**WHAT IS REQUIRED**
Copy out every line containing the word "Actually".

**MATERIAL FOR THE TASK**
-- begin --

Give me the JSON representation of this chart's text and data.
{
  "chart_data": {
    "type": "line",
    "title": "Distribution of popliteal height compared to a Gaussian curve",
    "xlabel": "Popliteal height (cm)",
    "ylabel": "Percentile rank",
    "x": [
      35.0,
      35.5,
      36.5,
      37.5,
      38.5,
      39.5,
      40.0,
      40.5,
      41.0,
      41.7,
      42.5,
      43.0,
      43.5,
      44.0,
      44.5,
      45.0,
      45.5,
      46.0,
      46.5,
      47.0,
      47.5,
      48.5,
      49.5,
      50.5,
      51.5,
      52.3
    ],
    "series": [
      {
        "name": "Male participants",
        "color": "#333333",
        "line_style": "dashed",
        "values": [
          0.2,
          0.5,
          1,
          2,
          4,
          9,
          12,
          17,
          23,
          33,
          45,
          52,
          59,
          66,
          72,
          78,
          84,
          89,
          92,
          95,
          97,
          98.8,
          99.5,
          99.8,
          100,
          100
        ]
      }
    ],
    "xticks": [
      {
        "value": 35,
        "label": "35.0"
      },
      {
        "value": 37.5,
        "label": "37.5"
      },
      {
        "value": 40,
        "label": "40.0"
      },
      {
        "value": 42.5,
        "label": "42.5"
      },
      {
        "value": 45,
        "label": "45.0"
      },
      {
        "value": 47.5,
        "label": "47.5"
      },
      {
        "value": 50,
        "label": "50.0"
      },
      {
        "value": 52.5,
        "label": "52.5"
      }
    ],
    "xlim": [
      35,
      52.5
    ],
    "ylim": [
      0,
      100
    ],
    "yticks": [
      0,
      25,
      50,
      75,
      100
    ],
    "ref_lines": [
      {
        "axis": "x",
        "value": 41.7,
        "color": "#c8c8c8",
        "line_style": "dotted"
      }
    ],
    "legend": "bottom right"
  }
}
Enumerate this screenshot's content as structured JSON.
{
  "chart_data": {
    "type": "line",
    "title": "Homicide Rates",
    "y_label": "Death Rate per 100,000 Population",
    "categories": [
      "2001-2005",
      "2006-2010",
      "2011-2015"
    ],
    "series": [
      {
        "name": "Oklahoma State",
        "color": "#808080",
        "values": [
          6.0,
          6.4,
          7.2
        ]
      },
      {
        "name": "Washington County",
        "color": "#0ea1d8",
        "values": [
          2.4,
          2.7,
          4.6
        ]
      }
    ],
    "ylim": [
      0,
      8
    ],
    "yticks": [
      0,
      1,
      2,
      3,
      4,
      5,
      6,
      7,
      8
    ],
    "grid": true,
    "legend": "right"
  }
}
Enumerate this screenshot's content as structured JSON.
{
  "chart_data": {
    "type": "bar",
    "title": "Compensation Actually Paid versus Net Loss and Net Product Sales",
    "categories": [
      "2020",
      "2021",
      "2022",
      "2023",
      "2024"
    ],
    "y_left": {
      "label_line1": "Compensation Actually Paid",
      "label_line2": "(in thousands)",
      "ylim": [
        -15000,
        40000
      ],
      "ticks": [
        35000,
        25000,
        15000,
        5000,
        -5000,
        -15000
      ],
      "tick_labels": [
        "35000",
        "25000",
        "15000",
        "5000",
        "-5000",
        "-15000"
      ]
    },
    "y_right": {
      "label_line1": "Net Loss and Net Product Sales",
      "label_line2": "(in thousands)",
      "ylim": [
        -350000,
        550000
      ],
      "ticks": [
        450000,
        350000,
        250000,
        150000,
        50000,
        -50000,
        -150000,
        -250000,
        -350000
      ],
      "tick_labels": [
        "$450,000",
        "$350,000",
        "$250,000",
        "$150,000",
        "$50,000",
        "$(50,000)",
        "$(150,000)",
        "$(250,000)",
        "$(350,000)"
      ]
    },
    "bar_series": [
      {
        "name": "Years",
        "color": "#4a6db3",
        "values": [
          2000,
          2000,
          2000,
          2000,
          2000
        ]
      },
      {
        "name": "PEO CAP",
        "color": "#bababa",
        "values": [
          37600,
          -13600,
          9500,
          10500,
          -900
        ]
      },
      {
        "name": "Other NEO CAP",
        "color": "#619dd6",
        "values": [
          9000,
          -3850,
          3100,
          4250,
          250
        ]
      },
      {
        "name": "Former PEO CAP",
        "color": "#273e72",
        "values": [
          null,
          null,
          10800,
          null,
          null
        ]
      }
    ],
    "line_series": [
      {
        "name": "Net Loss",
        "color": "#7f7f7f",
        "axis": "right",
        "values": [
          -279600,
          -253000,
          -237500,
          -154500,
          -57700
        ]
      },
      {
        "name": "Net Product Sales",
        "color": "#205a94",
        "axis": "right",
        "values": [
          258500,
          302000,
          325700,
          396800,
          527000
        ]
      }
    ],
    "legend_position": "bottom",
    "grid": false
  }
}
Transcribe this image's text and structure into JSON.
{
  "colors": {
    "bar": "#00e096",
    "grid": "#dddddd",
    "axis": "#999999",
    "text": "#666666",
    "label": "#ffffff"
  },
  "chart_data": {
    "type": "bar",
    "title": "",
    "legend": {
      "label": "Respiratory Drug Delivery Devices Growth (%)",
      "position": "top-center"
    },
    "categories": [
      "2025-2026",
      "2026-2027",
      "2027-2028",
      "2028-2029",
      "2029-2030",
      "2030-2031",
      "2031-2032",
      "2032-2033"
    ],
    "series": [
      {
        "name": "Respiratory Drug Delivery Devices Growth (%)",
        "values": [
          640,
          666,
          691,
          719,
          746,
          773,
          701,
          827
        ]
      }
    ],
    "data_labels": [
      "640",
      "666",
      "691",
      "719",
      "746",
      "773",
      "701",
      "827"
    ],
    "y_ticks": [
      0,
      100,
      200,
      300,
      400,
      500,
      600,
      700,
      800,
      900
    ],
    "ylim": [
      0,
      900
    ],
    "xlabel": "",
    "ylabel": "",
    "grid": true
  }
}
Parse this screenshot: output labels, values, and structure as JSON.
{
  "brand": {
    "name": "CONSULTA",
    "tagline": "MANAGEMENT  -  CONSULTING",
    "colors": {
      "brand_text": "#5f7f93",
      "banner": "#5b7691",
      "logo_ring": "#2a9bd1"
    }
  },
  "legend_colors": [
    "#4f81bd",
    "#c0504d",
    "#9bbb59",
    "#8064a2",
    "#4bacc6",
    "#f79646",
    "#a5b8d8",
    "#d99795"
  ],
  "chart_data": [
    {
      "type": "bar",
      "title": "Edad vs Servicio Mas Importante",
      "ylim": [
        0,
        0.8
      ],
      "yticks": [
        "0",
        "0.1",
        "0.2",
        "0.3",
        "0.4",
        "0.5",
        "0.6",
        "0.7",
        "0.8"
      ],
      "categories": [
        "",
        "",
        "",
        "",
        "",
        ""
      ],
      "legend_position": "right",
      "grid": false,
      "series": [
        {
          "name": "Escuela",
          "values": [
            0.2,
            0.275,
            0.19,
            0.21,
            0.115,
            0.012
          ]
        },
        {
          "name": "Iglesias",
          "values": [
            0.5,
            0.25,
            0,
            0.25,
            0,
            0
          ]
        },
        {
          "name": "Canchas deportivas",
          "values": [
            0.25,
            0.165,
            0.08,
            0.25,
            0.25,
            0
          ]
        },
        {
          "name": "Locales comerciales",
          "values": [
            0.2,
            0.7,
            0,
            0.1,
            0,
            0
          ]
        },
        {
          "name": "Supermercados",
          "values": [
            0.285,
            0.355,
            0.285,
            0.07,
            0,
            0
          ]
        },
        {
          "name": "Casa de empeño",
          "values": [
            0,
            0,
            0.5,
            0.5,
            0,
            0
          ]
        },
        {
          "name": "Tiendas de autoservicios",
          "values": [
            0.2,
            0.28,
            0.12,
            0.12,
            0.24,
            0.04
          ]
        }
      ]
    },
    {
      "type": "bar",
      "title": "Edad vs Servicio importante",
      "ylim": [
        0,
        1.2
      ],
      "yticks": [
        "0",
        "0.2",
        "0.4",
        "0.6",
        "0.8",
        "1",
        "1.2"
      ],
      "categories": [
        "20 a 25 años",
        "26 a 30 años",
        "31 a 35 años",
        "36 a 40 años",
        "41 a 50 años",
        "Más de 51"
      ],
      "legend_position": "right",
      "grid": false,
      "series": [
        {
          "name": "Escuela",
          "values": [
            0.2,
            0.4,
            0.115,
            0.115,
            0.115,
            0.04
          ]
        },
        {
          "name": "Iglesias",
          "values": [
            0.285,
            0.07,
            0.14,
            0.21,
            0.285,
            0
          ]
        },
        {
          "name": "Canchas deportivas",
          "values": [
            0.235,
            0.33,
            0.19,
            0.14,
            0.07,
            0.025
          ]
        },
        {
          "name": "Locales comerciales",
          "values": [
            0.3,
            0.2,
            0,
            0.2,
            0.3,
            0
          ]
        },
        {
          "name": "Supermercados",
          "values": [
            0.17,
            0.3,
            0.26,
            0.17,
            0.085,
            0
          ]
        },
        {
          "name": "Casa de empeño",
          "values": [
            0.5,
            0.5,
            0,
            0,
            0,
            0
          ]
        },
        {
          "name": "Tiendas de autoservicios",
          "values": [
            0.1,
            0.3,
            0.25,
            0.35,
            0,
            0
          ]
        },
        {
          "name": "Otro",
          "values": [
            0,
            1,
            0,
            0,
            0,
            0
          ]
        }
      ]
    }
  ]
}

-- end --

**WRITTEN SOLUTION**
    "title": "Compensation Actually Paid versus Net Loss and Net Product Sales",
      "label_line1": "Compensation Actually Paid",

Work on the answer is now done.